TASK: Extract the records below word for word and ignore the images.

::::::

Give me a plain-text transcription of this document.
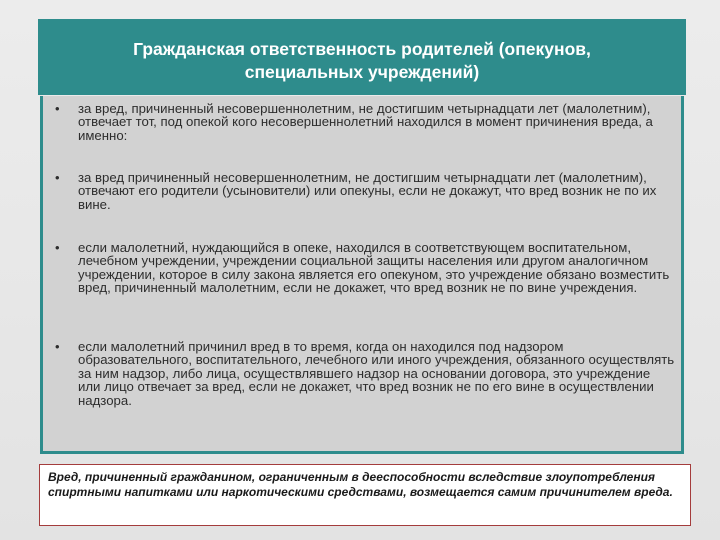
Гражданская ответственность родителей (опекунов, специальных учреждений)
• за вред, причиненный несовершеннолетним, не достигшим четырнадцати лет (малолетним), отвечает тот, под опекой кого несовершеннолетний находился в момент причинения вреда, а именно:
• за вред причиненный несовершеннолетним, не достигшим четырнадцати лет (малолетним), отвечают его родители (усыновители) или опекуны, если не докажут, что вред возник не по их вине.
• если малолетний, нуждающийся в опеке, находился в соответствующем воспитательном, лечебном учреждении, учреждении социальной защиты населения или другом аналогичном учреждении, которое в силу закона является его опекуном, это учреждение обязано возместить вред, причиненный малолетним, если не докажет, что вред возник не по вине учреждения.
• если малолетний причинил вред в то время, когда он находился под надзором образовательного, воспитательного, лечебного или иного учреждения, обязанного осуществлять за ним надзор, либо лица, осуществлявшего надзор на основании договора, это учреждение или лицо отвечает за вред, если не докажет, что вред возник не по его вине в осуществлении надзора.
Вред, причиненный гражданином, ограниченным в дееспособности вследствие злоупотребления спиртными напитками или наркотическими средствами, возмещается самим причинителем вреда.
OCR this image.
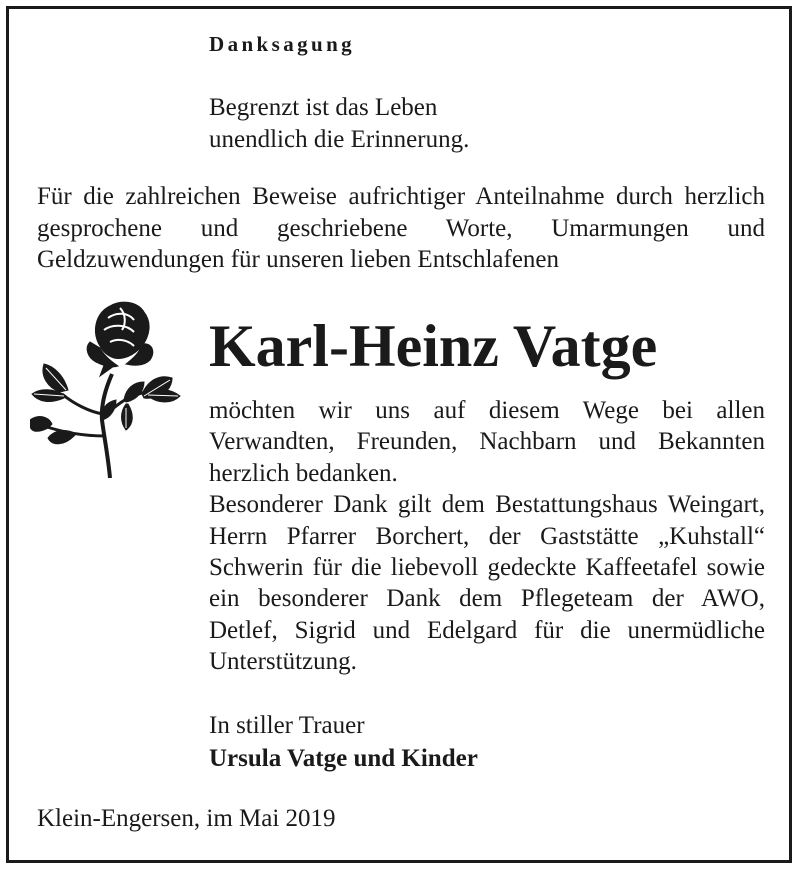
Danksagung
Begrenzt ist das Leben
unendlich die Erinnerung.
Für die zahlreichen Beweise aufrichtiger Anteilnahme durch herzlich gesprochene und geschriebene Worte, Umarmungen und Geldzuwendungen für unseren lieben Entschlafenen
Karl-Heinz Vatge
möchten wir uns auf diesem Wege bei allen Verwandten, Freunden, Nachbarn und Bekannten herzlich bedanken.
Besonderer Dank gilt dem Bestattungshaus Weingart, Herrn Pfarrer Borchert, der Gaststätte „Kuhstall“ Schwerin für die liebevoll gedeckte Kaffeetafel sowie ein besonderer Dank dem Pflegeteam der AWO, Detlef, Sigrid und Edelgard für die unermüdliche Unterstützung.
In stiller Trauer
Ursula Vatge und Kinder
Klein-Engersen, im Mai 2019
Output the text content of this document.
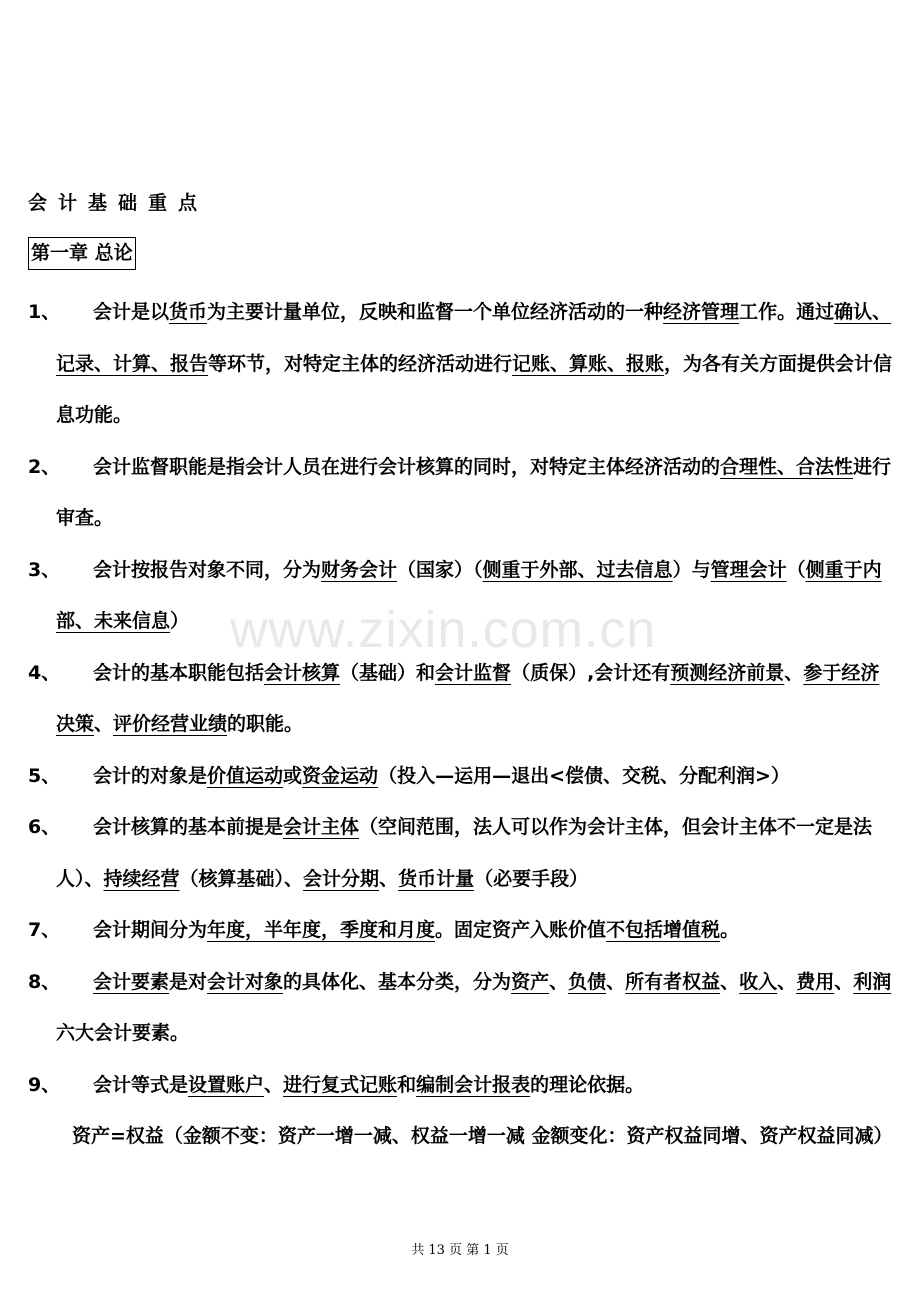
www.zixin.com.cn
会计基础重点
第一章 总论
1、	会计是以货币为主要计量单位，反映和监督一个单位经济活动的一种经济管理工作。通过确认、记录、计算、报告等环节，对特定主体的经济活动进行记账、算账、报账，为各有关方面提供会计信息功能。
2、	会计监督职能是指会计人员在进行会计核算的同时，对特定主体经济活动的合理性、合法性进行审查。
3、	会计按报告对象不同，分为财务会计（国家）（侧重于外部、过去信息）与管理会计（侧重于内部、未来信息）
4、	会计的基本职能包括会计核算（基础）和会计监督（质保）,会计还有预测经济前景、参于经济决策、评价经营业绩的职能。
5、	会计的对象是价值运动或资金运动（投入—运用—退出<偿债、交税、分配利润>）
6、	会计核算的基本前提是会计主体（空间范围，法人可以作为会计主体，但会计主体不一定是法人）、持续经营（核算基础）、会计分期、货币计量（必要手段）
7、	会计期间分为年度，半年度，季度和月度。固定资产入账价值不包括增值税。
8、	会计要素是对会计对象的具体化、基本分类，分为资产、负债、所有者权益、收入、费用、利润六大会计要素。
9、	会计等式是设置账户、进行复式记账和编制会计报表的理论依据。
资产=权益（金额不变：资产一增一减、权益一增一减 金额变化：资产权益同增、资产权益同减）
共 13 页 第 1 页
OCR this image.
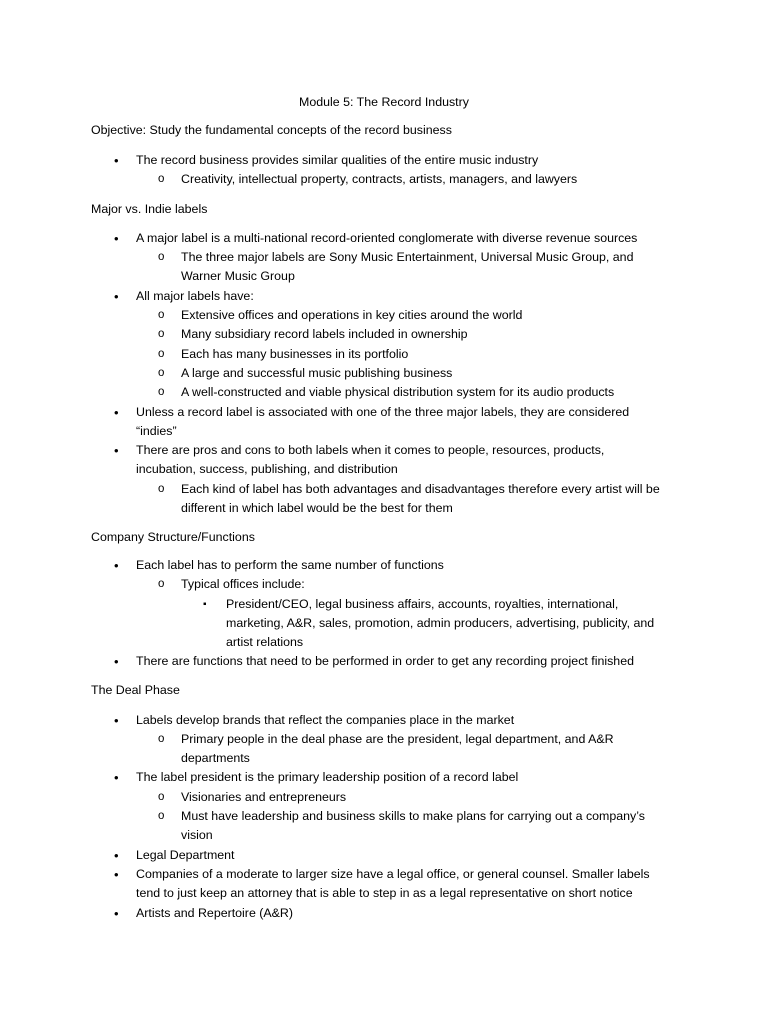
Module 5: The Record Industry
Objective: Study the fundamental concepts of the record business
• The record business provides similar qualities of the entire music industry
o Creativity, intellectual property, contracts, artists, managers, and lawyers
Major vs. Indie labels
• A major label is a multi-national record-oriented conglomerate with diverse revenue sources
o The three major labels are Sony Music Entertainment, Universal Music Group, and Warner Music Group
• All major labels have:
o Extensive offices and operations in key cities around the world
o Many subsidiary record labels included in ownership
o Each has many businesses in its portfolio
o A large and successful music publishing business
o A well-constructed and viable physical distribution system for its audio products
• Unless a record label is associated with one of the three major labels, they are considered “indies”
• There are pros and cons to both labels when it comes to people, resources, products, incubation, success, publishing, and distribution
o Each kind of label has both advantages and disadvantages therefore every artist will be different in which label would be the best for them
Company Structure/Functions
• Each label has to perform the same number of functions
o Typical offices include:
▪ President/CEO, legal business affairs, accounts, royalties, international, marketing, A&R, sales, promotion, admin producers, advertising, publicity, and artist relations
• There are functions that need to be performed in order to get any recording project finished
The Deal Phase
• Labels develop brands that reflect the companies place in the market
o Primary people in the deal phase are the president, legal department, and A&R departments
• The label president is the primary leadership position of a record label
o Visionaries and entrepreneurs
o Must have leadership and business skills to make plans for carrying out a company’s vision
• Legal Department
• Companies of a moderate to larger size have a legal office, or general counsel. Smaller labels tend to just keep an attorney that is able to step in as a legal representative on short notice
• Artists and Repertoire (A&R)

::::::

WRITTEN REPLY:
Give me a plain-text transcription of this document.
Гражданская ответственность родителей (опекунов, специальных учреждений)
• за вред, причиненный несовершеннолетним, не достигшим четырнадцати лет (малолетним), отвечает тот, под опекой кого несовершеннолетний находился в момент причинения вреда, а именно:
• за вред причиненный несовершеннолетним, не достигшим четырнадцати лет (малолетним), отвечают его родители (усыновители) или опекуны, если не докажут, что вред возник не по их вине.
• если малолетний, нуждающийся в опеке, находился в соответствующем воспитательном, лечебном учреждении, учреждении социальной защиты населения или другом аналогичном учреждении, которое в силу закона является его опекуном, это учреждение обязано возместить вред, причиненный малолетним, если не докажет, что вред возник не по вине учреждения.
• если малолетний причинил вред в то время, когда он находился под надзором образовательного, воспитательного, лечебного или иного учреждения, обязанного осуществлять за ним надзор, либо лица, осуществлявшего надзор на основании договора, это учреждение или лицо отвечает за вред, если не докажет, что вред возник не по его вине в осуществлении надзора.
Вред, причиненный гражданином, ограниченным в дееспособности вследствие злоупотребления спиртными напитками или наркотическими средствами, возмещается самим причинителем вреда.
OCR this image.
Danksagung
Begrenzt ist das Leben
unendlich die Erinnerung.
Für die zahlreichen Beweise aufrichtiger Anteilnahme durch herzlich gesprochene und geschriebene Worte, Umarmungen und Geldzuwendungen für unseren lieben Entschlafenen
Karl-Heinz Vatge
möchten wir uns auf diesem Wege bei allen Verwandten, Freunden, Nachbarn und Bekannten herzlich bedanken.
Besonderer Dank gilt dem Bestattungshaus Weingart, Herrn Pfarrer Borchert, der Gaststätte „Kuhstall“ Schwerin für die liebevoll gedeckte Kaffeetafel sowie ein besonderer Dank dem Pflegeteam der AWO, Detlef, Sigrid und Edelgard für die unermüdliche Unterstützung.
In stiller Trauer
Ursula Vatge und Kinder
Klein-Engersen, im Mai 2019
Output the text content of this document.
www.zixin.com.cn
会计基础重点
第一章 总论
1、	会计是以货币为主要计量单位，反映和监督一个单位经济活动的一种经济管理工作。通过确认、记录、计算、报告等环节，对特定主体的经济活动进行记账、算账、报账，为各有关方面提供会计信息功能。
2、	会计监督职能是指会计人员在进行会计核算的同时，对特定主体经济活动的合理性、合法性进行审查。
3、	会计按报告对象不同，分为财务会计（国家）（侧重于外部、过去信息）与管理会计（侧重于内部、未来信息）
4、	会计的基本职能包括会计核算（基础）和会计监督（质保）,会计还有预测经济前景、参于经济决策、评价经营业绩的职能。
5、	会计的对象是价值运动或资金运动（投入—运用—退出<偿债、交税、分配利润>）
6、	会计核算的基本前提是会计主体（空间范围，法人可以作为会计主体，但会计主体不一定是法人）、持续经营（核算基础）、会计分期、货币计量（必要手段）
7、	会计期间分为年度，半年度，季度和月度。固定资产入账价值不包括增值税。
8、	会计要素是对会计对象的具体化、基本分类，分为资产、负债、所有者权益、收入、费用、利润六大会计要素。
9、	会计等式是设置账户、进行复式记账和编制会计报表的理论依据。
资产=权益（金额不变：资产一增一减、权益一增一减 金额变化：资产权益同增、资产权益同减）
共 13 页 第 1 页
OCR this image.
Module 5: The Record Industry
Objective: Study the fundamental concepts of the record business
• The record business provides similar qualities of the entire music industry
o Creativity, intellectual property, contracts, artists, managers, and lawyers
Major vs. Indie labels
• A major label is a multi-national record-oriented conglomerate with diverse revenue sources
o The three major labels are Sony Music Entertainment, Universal Music Group, and Warner Music Group
• All major labels have:
o Extensive offices and operations in key cities around the world
o Many subsidiary record labels included in ownership
o Each has many businesses in its portfolio
o A large and successful music publishing business
o A well-constructed and viable physical distribution system for its audio products
• Unless a record label is associated with one of the three major labels, they are considered “indies”
• There are pros and cons to both labels when it comes to people, resources, products, incubation, success, publishing, and distribution
o Each kind of label has both advantages and disadvantages therefore every artist will be different in which label would be the best for them
Company Structure/Functions
• Each label has to perform the same number of functions
o Typical offices include:
▪ President/CEO, legal business affairs, accounts, royalties, international, marketing, A&R, sales, promotion, admin producers, advertising, publicity, and artist relations
• There are functions that need to be performed in order to get any recording project finished
The Deal Phase
• Labels develop brands that reflect the companies place in the market
o Primary people in the deal phase are the president, legal department, and A&R departments
• The label president is the primary leadership position of a record label
o Visionaries and entrepreneurs
o Must have leadership and business skills to make plans for carrying out a company’s vision
• Legal Department
• Companies of a moderate to larger size have a legal office, or general counsel. Smaller labels tend to just keep an attorney that is able to step in as a legal representative on short notice
• Artists and Repertoire (A&R)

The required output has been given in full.